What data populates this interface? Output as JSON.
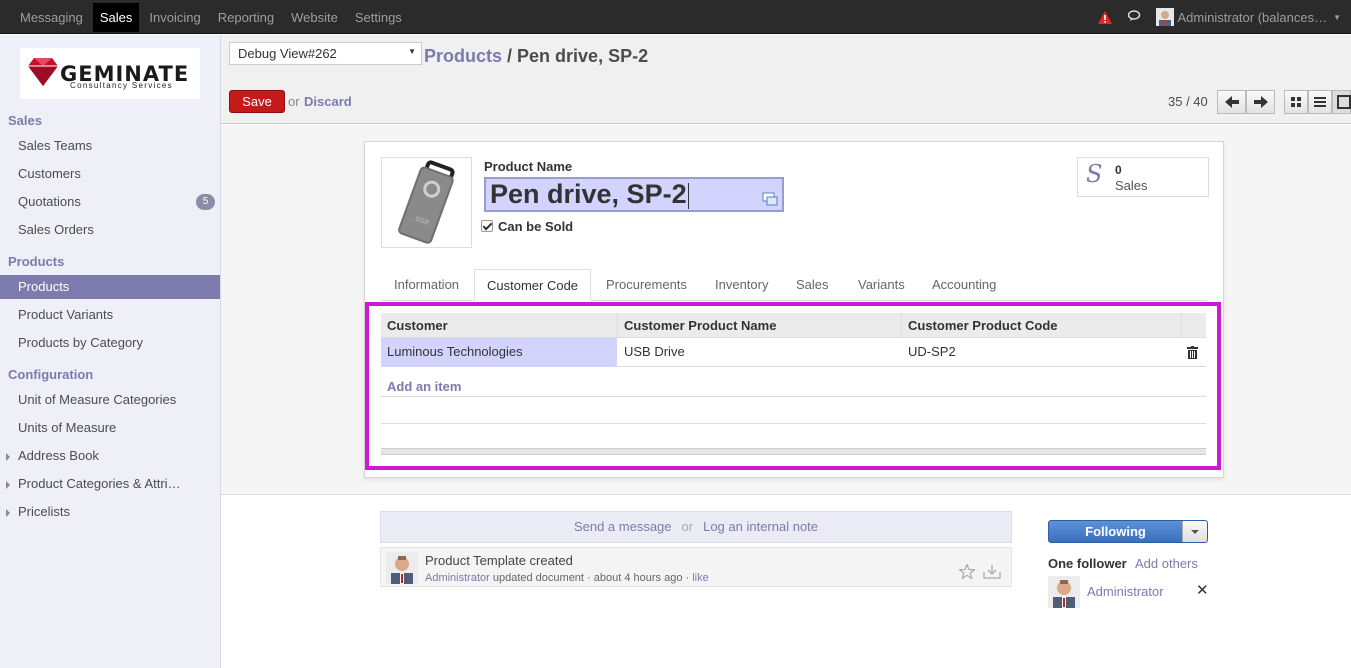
{
  "topbar": {
    "menu": [
      "Messaging",
      "Sales",
      "Invoicing",
      "Reporting",
      "Website",
      "Settings"
    ],
    "active": "Sales",
    "user": "Administrator (balances…"
  },
  "logo": {
    "brand": "GEMINATE",
    "sub": "Consultancy Services"
  },
  "sidebar": {
    "sections": [
      {
        "title": "Sales",
        "items": [
          "Sales Teams",
          "Customers",
          "Quotations",
          "Sales Orders"
        ]
      },
      {
        "title": "Products",
        "items": [
          "Products",
          "Product Variants",
          "Products by Category"
        ]
      },
      {
        "title": "Configuration",
        "items": [
          "Unit of Measure Categories",
          "Units of Measure",
          "Address Book",
          "Product Categories & Attri…",
          "Pricelists"
        ]
      }
    ],
    "quotations_badge": "5"
  },
  "control": {
    "debug_select": "Debug View#262",
    "breadcrumb_parent": "Products",
    "breadcrumb_sep": " / ",
    "breadcrumb_current": "Pen drive, SP-2",
    "save_label": "Save",
    "or_label": "or",
    "discard_label": "Discard",
    "pager": "35 / 40"
  },
  "form": {
    "product_name_label": "Product Name",
    "product_name_value": "Pen drive, SP-2",
    "can_be_sold_label": "Can be Sold",
    "stat_count": "0",
    "stat_label": "Sales",
    "tabs": [
      "Information",
      "Customer Code",
      "Procurements",
      "Inventory",
      "Sales",
      "Variants",
      "Accounting"
    ],
    "active_tab": "Customer Code"
  },
  "grid": {
    "headers": [
      "Customer",
      "Customer Product Name",
      "Customer Product Code"
    ],
    "rows": [
      {
        "customer": "Luminous Technologies",
        "product_name": "USB Drive",
        "product_code": "UD-SP2"
      }
    ],
    "add_item": "Add an item"
  },
  "chatter": {
    "send_message": "Send a message",
    "or": "or",
    "log_note": "Log an internal note",
    "message_title": "Product Template created",
    "message_author": "Administrator",
    "message_action": " updated document · about 4 hours ago · ",
    "message_like": "like",
    "following_label": "Following",
    "one_follower": "One follower",
    "add_others": "Add others",
    "follower_name": "Administrator",
    "remove_icon_text": "✕"
  },
  "colors": {
    "accent": "#7c7bad",
    "save": "#c51a1a",
    "highlight": "#cc19d6",
    "selected": "#d3d3ff"
  }
}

────────────────────────────────────────

**Aim**
Without the pictures, output the full listing exactly as it stands.

**Response to the task**
What data populates this interface? Output as JSON.
{
  "topbar": {
    "menu": [
      "Messaging",
      "Sales",
      "Invoicing",
      "Reporting",
      "Website",
      "Settings"
    ],
    "active": "Sales",
    "user": "Administrator (balances…"
  },
  "logo": {
    "brand": "GEMINATE",
    "sub": "Consultancy Services"
  },
  "sidebar": {
    "sections": [
      {
        "title": "Sales",
        "items": [
          "Sales Teams",
          "Customers",
          "Quotations",
          "Sales Orders"
        ]
      },
      {
        "title": "Products",
        "items": [
          "Products",
          "Product Variants",
          "Products by Category"
        ]
      },
      {
        "title": "Configuration",
        "items": [
          "Unit of Measure Categories",
          "Units of Measure",
          "Address Book",
          "Product Categories & Attri…",
          "Pricelists"
        ]
      }
    ],
    "quotations_badge": "5"
  },
  "control": {
    "debug_select": "Debug View#262",
    "breadcrumb_parent": "Products",
    "breadcrumb_sep": " / ",
    "breadcrumb_current": "Pen drive, SP-2",
    "save_label": "Save",
    "or_label": "or",
    "discard_label": "Discard",
    "pager": "35 / 40"
  },
  "form": {
    "product_name_label": "Product Name",
    "product_name_value": "Pen drive, SP-2",
    "can_be_sold_label": "Can be Sold",
    "stat_count": "0",
    "stat_label": "Sales",
    "tabs": [
      "Information",
      "Customer Code",
      "Procurements",
      "Inventory",
      "Sales",
      "Variants",
      "Accounting"
    ],
    "active_tab": "Customer Code"
  },
  "grid": {
    "headers": [
      "Customer",
      "Customer Product Name",
      "Customer Product Code"
    ],
    "rows": [
      {
        "customer": "Luminous Technologies",
        "product_name": "USB Drive",
        "product_code": "UD-SP2"
      }
    ],
    "add_item": "Add an item"
  },
  "chatter": {
    "send_message": "Send a message",
    "or": "or",
    "log_note": "Log an internal note",
    "message_title": "Product Template created",
    "message_author": "Administrator",
    "message_action": " updated document · about 4 hours ago · ",
    "message_like": "like",
    "following_label": "Following",
    "one_follower": "One follower",
    "add_others": "Add others",
    "follower_name": "Administrator",
    "remove_icon_text": "✕"
  },
  "colors": {
    "accent": "#7c7bad",
    "save": "#c51a1a",
    "highlight": "#cc19d6",
    "selected": "#d3d3ff"
  }
}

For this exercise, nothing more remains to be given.